TO BE DONE:
Print the complete set of entries exactly.

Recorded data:

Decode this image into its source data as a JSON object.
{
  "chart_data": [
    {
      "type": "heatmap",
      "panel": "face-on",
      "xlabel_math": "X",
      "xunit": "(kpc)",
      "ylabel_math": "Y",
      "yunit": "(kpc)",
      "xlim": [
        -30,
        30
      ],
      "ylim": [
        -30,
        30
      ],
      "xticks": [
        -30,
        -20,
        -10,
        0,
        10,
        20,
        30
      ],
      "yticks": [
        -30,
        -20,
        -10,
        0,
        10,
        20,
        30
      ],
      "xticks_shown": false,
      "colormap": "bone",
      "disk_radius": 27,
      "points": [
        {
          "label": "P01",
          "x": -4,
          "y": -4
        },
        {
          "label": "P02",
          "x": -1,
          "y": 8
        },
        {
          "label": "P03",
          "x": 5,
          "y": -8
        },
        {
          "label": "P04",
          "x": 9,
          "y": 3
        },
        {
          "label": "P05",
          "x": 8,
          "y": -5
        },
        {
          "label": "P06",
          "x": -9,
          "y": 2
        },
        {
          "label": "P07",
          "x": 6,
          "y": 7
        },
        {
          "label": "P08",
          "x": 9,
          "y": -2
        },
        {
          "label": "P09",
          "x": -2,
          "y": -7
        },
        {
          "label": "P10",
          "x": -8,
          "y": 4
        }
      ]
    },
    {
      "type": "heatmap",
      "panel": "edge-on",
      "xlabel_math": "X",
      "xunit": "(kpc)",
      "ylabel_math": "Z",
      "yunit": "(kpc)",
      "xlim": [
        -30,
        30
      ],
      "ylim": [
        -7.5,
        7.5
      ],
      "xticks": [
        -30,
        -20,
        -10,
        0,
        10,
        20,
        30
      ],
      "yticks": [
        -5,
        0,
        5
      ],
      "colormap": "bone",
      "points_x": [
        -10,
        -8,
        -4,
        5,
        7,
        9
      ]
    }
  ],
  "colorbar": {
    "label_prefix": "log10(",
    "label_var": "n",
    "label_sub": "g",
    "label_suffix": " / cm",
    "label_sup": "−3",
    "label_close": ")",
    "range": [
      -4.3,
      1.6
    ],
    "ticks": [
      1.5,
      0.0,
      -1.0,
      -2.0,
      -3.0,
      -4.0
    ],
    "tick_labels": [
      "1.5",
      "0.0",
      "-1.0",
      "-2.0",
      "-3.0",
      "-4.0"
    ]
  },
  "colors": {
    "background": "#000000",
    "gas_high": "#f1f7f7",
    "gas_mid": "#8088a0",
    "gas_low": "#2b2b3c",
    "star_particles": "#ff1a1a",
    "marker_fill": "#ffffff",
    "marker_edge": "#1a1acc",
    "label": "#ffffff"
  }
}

TASK RESULT:
Decode this image into its source data as a JSON object.
{
  "chart_data": [
    {
      "type": "heatmap",
      "panel": "face-on",
      "xlabel_math": "X",
      "xunit": "(kpc)",
      "ylabel_math": "Y",
      "yunit": "(kpc)",
      "xlim": [
        -30,
        30
      ],
      "ylim": [
        -30,
        30
      ],
      "xticks": [
        -30,
        -20,
        -10,
        0,
        10,
        20,
        30
      ],
      "yticks": [
        -30,
        -20,
        -10,
        0,
        10,
        20,
        30
      ],
      "xticks_shown": false,
      "colormap": "bone",
      "disk_radius": 27,
      "points": [
        {
          "label": "P01",
          "x": -4,
          "y": -4
        },
        {
          "label": "P02",
          "x": -1,
          "y": 8
        },
        {
          "label": "P03",
          "x": 5,
          "y": -8
        },
        {
          "label": "P04",
          "x": 9,
          "y": 3
        },
        {
          "label": "P05",
          "x": 8,
          "y": -5
        },
        {
          "label": "P06",
          "x": -9,
          "y": 2
        },
        {
          "label": "P07",
          "x": 6,
          "y": 7
        },
        {
          "label": "P08",
          "x": 9,
          "y": -2
        },
        {
          "label": "P09",
          "x": -2,
          "y": -7
        },
        {
          "label": "P10",
          "x": -8,
          "y": 4
        }
      ]
    },
    {
      "type": "heatmap",
      "panel": "edge-on",
      "xlabel_math": "X",
      "xunit": "(kpc)",
      "ylabel_math": "Z",
      "yunit": "(kpc)",
      "xlim": [
        -30,
        30
      ],
      "ylim": [
        -7.5,
        7.5
      ],
      "xticks": [
        -30,
        -20,
        -10,
        0,
        10,
        20,
        30
      ],
      "yticks": [
        -5,
        0,
        5
      ],
      "colormap": "bone",
      "points_x": [
        -10,
        -8,
        -4,
        5,
        7,
        9
      ]
    }
  ],
  "colorbar": {
    "label_prefix": "log10(",
    "label_var": "n",
    "label_sub": "g",
    "label_suffix": " / cm",
    "label_sup": "−3",
    "label_close": ")",
    "range": [
      -4.3,
      1.6
    ],
    "ticks": [
      1.5,
      0.0,
      -1.0,
      -2.0,
      -3.0,
      -4.0
    ],
    "tick_labels": [
      "1.5",
      "0.0",
      "-1.0",
      "-2.0",
      "-3.0",
      "-4.0"
    ]
  },
  "colors": {
    "background": "#000000",
    "gas_high": "#f1f7f7",
    "gas_mid": "#8088a0",
    "gas_low": "#2b2b3c",
    "star_particles": "#ff1a1a",
    "marker_fill": "#ffffff",
    "marker_edge": "#1a1acc",
    "label": "#ffffff"
  }
}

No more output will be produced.